▶ [Goal of the exercise]: Reproduce all records verbatim.

(Saved entries)
___

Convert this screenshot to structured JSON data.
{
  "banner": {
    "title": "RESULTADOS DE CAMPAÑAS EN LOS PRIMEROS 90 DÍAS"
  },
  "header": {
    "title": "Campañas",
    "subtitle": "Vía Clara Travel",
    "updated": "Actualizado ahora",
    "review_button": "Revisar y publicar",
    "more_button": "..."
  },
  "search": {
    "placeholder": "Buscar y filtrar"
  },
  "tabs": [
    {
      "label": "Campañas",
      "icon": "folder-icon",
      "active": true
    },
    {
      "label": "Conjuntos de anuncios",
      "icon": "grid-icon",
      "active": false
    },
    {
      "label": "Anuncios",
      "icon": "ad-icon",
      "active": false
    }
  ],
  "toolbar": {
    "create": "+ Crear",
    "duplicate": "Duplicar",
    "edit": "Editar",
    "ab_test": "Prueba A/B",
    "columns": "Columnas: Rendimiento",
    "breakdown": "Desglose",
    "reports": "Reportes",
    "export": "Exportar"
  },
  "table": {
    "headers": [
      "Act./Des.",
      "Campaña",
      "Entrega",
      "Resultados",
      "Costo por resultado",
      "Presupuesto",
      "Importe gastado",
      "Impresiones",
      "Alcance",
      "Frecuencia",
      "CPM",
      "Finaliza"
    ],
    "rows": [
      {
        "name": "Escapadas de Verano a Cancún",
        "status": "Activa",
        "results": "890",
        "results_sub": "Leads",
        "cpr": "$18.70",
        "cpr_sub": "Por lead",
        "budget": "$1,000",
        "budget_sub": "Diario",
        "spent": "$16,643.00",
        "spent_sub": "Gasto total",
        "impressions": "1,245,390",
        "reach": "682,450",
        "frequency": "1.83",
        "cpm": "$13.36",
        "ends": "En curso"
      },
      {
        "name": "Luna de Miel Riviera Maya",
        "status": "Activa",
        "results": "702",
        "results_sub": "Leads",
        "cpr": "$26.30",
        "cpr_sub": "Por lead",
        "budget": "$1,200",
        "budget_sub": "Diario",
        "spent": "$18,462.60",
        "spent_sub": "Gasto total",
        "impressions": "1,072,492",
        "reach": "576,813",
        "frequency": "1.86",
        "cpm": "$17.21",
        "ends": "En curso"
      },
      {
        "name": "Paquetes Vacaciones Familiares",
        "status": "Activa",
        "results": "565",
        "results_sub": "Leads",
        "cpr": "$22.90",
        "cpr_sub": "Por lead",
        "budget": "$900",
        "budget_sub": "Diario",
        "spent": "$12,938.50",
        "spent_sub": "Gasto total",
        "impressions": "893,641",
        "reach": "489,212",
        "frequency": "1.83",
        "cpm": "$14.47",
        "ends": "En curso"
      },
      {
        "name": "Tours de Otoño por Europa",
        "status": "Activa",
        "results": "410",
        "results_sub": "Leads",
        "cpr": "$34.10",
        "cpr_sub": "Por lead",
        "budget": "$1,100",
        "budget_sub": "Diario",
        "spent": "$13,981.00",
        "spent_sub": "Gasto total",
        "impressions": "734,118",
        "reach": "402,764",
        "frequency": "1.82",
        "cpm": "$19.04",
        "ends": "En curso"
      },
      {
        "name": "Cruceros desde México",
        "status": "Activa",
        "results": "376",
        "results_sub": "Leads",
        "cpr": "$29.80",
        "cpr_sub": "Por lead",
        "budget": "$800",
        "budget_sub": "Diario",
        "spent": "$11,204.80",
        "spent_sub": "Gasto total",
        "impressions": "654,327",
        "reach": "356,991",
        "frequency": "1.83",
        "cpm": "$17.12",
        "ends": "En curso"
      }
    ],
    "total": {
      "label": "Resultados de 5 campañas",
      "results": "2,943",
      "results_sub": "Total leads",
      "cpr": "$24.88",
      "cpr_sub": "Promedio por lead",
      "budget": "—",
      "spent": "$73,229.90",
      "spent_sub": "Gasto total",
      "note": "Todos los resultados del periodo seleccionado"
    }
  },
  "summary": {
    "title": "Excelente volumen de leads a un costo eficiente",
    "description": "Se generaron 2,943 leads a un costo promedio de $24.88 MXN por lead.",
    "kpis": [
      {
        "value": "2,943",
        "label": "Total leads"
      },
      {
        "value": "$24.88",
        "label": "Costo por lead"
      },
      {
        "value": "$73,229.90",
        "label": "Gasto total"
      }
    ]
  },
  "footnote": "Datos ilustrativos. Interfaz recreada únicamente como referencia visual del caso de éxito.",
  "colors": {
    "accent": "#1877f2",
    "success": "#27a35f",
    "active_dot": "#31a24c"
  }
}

___

▶ [Written answer]:
Convert this screenshot to structured JSON data.
{
  "banner": {
    "title": "RESULTADOS DE CAMPAÑAS EN LOS PRIMEROS 90 DÍAS"
  },
  "header": {
    "title": "Campañas",
    "subtitle": "Vía Clara Travel",
    "updated": "Actualizado ahora",
    "review_button": "Revisar y publicar",
    "more_button": "..."
  },
  "search": {
    "placeholder": "Buscar y filtrar"
  },
  "tabs": [
    {
      "label": "Campañas",
      "icon": "folder-icon",
      "active": true
    },
    {
      "label": "Conjuntos de anuncios",
      "icon": "grid-icon",
      "active": false
    },
    {
      "label": "Anuncios",
      "icon": "ad-icon",
      "active": false
    }
  ],
  "toolbar": {
    "create": "+ Crear",
    "duplicate": "Duplicar",
    "edit": "Editar",
    "ab_test": "Prueba A/B",
    "columns": "Columnas: Rendimiento",
    "breakdown": "Desglose",
    "reports": "Reportes",
    "export": "Exportar"
  },
  "table": {
    "headers": [
      "Act./Des.",
      "Campaña",
      "Entrega",
      "Resultados",
      "Costo por resultado",
      "Presupuesto",
      "Importe gastado",
      "Impresiones",
      "Alcance",
      "Frecuencia",
      "CPM",
      "Finaliza"
    ],
    "rows": [
      {
        "name": "Escapadas de Verano a Cancún",
        "status": "Activa",
        "results": "890",
        "results_sub": "Leads",
        "cpr": "$18.70",
        "cpr_sub": "Por lead",
        "budget": "$1,000",
        "budget_sub": "Diario",
        "spent": "$16,643.00",
        "spent_sub": "Gasto total",
        "impressions": "1,245,390",
        "reach": "682,450",
        "frequency": "1.83",
        "cpm": "$13.36",
        "ends": "En curso"
      },
      {
        "name": "Luna de Miel Riviera Maya",
        "status": "Activa",
        "results": "702",
        "results_sub": "Leads",
        "cpr": "$26.30",
        "cpr_sub": "Por lead",
        "budget": "$1,200",
        "budget_sub": "Diario",
        "spent": "$18,462.60",
        "spent_sub": "Gasto total",
        "impressions": "1,072,492",
        "reach": "576,813",
        "frequency": "1.86",
        "cpm": "$17.21",
        "ends": "En curso"
      },
      {
        "name": "Paquetes Vacaciones Familiares",
        "status": "Activa",
        "results": "565",
        "results_sub": "Leads",
        "cpr": "$22.90",
        "cpr_sub": "Por lead",
        "budget": "$900",
        "budget_sub": "Diario",
        "spent": "$12,938.50",
        "spent_sub": "Gasto total",
        "impressions": "893,641",
        "reach": "489,212",
        "frequency": "1.83",
        "cpm": "$14.47",
        "ends": "En curso"
      },
      {
        "name": "Tours de Otoño por Europa",
        "status": "Activa",
        "results": "410",
        "results_sub": "Leads",
        "cpr": "$34.10",
        "cpr_sub": "Por lead",
        "budget": "$1,100",
        "budget_sub": "Diario",
        "spent": "$13,981.00",
        "spent_sub": "Gasto total",
        "impressions": "734,118",
        "reach": "402,764",
        "frequency": "1.82",
        "cpm": "$19.04",
        "ends": "En curso"
      },
      {
        "name": "Cruceros desde México",
        "status": "Activa",
        "results": "376",
        "results_sub": "Leads",
        "cpr": "$29.80",
        "cpr_sub": "Por lead",
        "budget": "$800",
        "budget_sub": "Diario",
        "spent": "$11,204.80",
        "spent_sub": "Gasto total",
        "impressions": "654,327",
        "reach": "356,991",
        "frequency": "1.83",
        "cpm": "$17.12",
        "ends": "En curso"
      }
    ],
    "total": {
      "label": "Resultados de 5 campañas",
      "results": "2,943",
      "results_sub": "Total leads",
      "cpr": "$24.88",
      "cpr_sub": "Promedio por lead",
      "budget": "—",
      "spent": "$73,229.90",
      "spent_sub": "Gasto total",
      "note": "Todos los resultados del periodo seleccionado"
    }
  },
  "summary": {
    "title": "Excelente volumen de leads a un costo eficiente",
    "description": "Se generaron 2,943 leads a un costo promedio de $24.88 MXN por lead.",
    "kpis": [
      {
        "value": "2,943",
        "label": "Total leads"
      },
      {
        "value": "$24.88",
        "label": "Costo por lead"
      },
      {
        "value": "$73,229.90",
        "label": "Gasto total"
      }
    ]
  },
  "footnote": "Datos ilustrativos. Interfaz recreada únicamente como referencia visual del caso de éxito.",
  "colors": {
    "accent": "#1877f2",
    "success": "#27a35f",
    "active_dot": "#31a24c"
  }
}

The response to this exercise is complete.